Given request - Count how many lines include "JSON" and answer with that number only.

Material shown -
● ● ● ● ●
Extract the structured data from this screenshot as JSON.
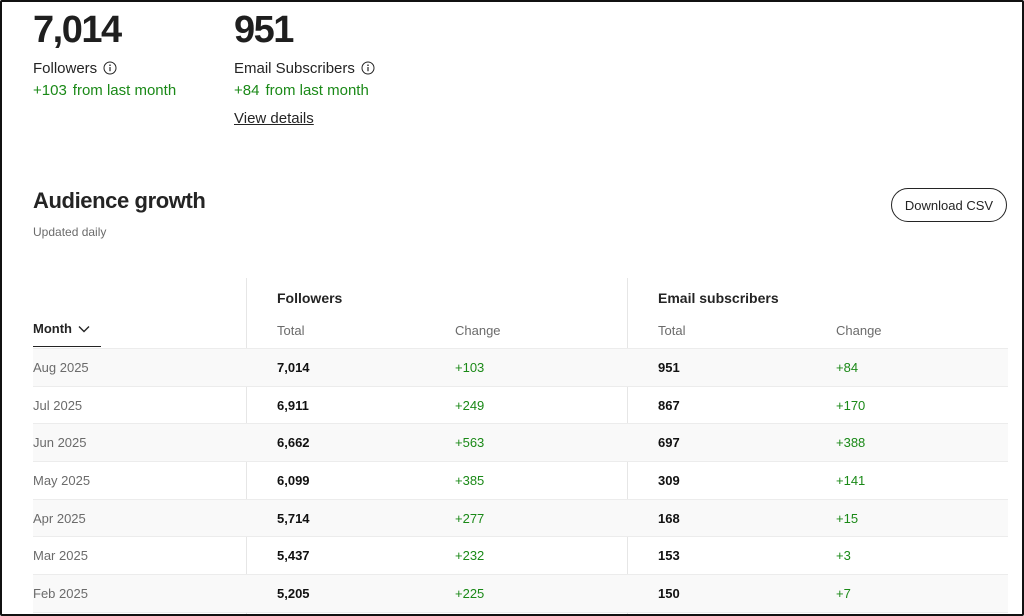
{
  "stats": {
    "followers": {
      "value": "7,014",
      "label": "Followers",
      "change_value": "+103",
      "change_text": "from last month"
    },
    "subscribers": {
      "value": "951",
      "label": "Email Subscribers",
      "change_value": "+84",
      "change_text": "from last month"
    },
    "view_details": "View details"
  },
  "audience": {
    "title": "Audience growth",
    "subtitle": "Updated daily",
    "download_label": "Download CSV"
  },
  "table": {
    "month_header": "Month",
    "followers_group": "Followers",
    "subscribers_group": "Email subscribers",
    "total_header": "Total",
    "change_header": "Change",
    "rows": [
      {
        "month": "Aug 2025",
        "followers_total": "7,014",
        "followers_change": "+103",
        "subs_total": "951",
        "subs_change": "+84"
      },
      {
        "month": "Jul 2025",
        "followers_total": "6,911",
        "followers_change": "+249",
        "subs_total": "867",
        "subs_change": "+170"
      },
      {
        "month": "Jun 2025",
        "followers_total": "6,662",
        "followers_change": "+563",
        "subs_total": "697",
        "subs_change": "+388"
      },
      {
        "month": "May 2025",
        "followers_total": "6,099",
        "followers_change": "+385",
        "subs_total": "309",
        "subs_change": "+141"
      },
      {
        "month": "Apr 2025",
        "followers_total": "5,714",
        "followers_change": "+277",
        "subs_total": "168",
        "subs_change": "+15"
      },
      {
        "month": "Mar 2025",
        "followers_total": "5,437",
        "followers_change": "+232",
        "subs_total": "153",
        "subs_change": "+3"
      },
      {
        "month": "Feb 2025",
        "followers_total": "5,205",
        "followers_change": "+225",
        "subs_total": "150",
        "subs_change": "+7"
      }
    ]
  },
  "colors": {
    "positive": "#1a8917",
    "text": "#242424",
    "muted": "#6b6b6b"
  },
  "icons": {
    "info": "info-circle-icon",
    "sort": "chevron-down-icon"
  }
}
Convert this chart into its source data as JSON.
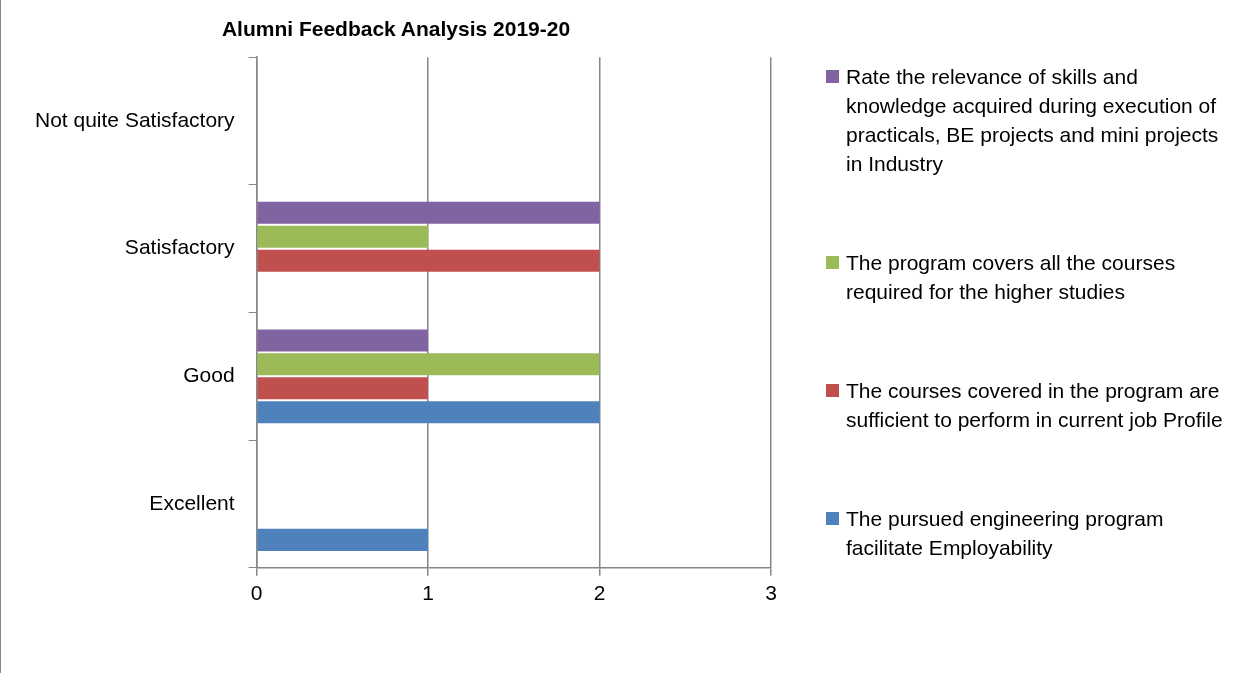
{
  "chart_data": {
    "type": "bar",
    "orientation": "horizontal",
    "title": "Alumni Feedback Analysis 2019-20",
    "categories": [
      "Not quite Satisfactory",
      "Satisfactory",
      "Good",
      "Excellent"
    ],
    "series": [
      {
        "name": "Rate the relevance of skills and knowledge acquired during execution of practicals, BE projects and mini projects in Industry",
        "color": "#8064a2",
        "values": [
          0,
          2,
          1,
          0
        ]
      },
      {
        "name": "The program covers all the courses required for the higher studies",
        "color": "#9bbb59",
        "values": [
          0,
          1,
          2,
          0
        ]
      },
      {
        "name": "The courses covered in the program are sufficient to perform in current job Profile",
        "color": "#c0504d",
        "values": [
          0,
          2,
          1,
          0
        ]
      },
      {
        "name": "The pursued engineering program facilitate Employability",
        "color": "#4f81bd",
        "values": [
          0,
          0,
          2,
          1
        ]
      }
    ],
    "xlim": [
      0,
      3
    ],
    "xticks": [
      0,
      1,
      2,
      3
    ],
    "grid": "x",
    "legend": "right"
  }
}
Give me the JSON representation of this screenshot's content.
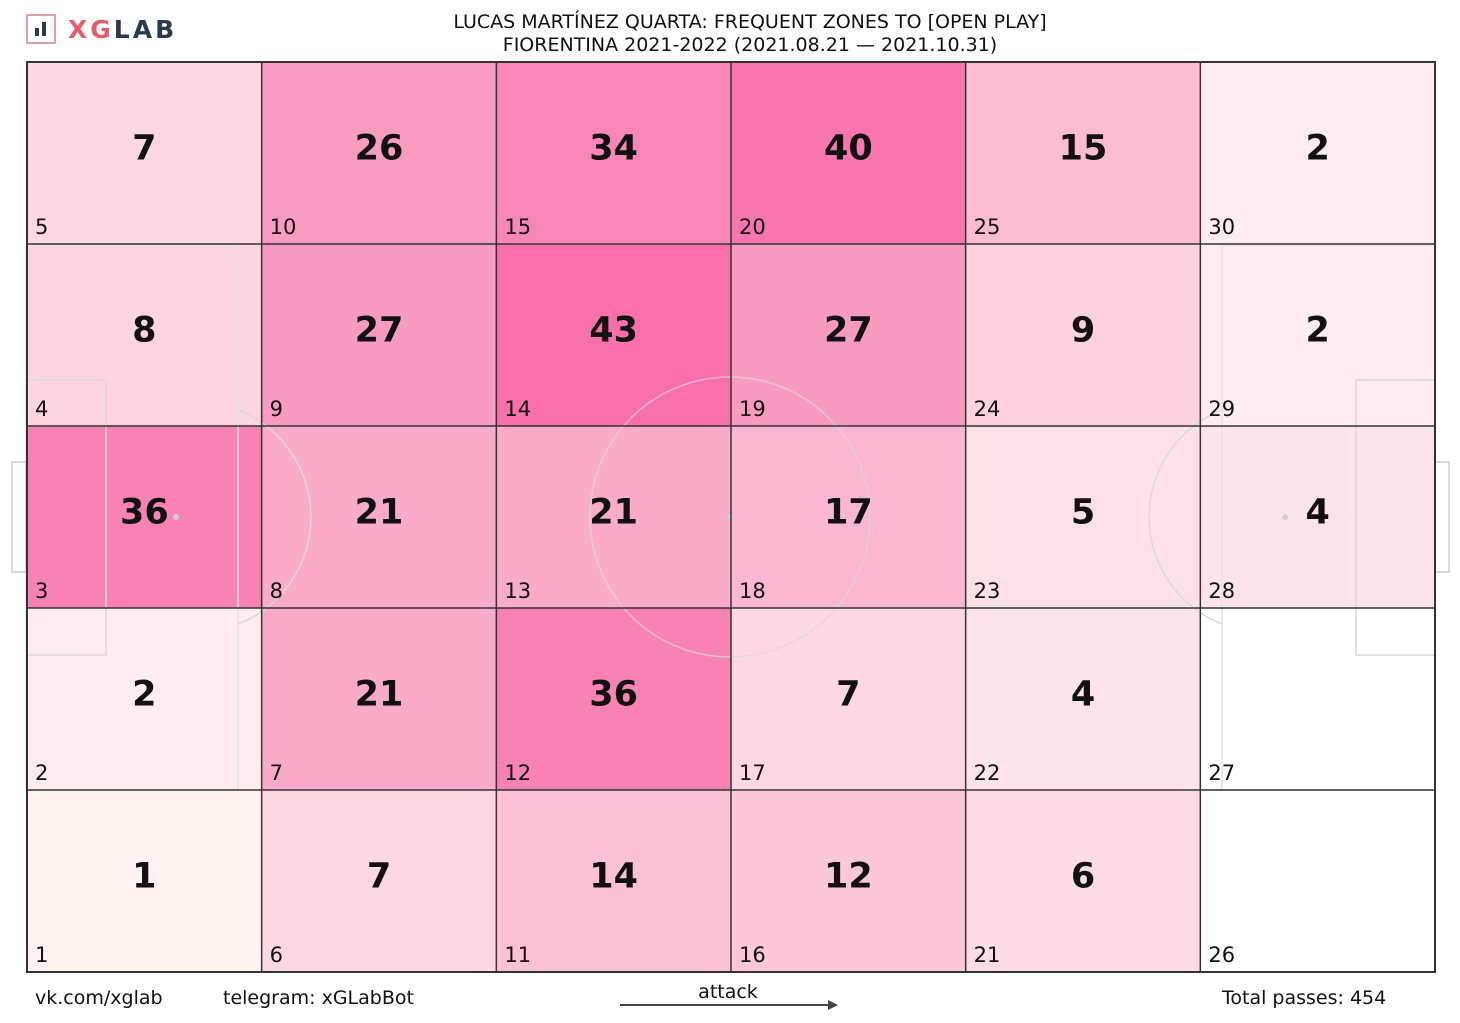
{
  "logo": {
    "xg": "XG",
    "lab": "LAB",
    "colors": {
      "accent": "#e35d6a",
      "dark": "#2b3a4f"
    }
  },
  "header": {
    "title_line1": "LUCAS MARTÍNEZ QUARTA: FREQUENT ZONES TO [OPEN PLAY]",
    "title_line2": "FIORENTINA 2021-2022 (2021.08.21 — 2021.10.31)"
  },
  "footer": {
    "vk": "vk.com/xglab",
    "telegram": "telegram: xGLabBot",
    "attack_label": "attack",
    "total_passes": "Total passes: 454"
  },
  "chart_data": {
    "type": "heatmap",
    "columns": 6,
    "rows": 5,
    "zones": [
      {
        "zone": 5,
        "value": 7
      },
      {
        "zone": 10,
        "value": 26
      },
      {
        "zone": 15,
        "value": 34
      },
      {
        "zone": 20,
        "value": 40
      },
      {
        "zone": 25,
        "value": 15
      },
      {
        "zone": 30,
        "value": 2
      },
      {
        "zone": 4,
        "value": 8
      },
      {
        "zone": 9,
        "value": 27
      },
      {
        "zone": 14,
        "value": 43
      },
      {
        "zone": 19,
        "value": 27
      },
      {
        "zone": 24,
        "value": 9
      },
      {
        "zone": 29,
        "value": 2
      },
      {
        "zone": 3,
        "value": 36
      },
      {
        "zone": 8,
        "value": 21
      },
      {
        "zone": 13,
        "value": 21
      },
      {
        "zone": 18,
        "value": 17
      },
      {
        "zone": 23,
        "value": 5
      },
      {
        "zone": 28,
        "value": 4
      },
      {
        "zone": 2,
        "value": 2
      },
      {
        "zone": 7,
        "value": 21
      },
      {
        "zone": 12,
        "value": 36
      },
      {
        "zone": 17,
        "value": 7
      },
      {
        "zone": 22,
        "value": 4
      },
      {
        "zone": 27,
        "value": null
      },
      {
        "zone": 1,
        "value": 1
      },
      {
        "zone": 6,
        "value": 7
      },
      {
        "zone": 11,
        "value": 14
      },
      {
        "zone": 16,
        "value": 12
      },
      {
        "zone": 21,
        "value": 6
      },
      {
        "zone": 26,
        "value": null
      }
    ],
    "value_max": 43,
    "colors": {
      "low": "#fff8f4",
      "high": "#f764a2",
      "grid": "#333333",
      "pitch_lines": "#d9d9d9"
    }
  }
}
● ● ● ● ●
Task result - 3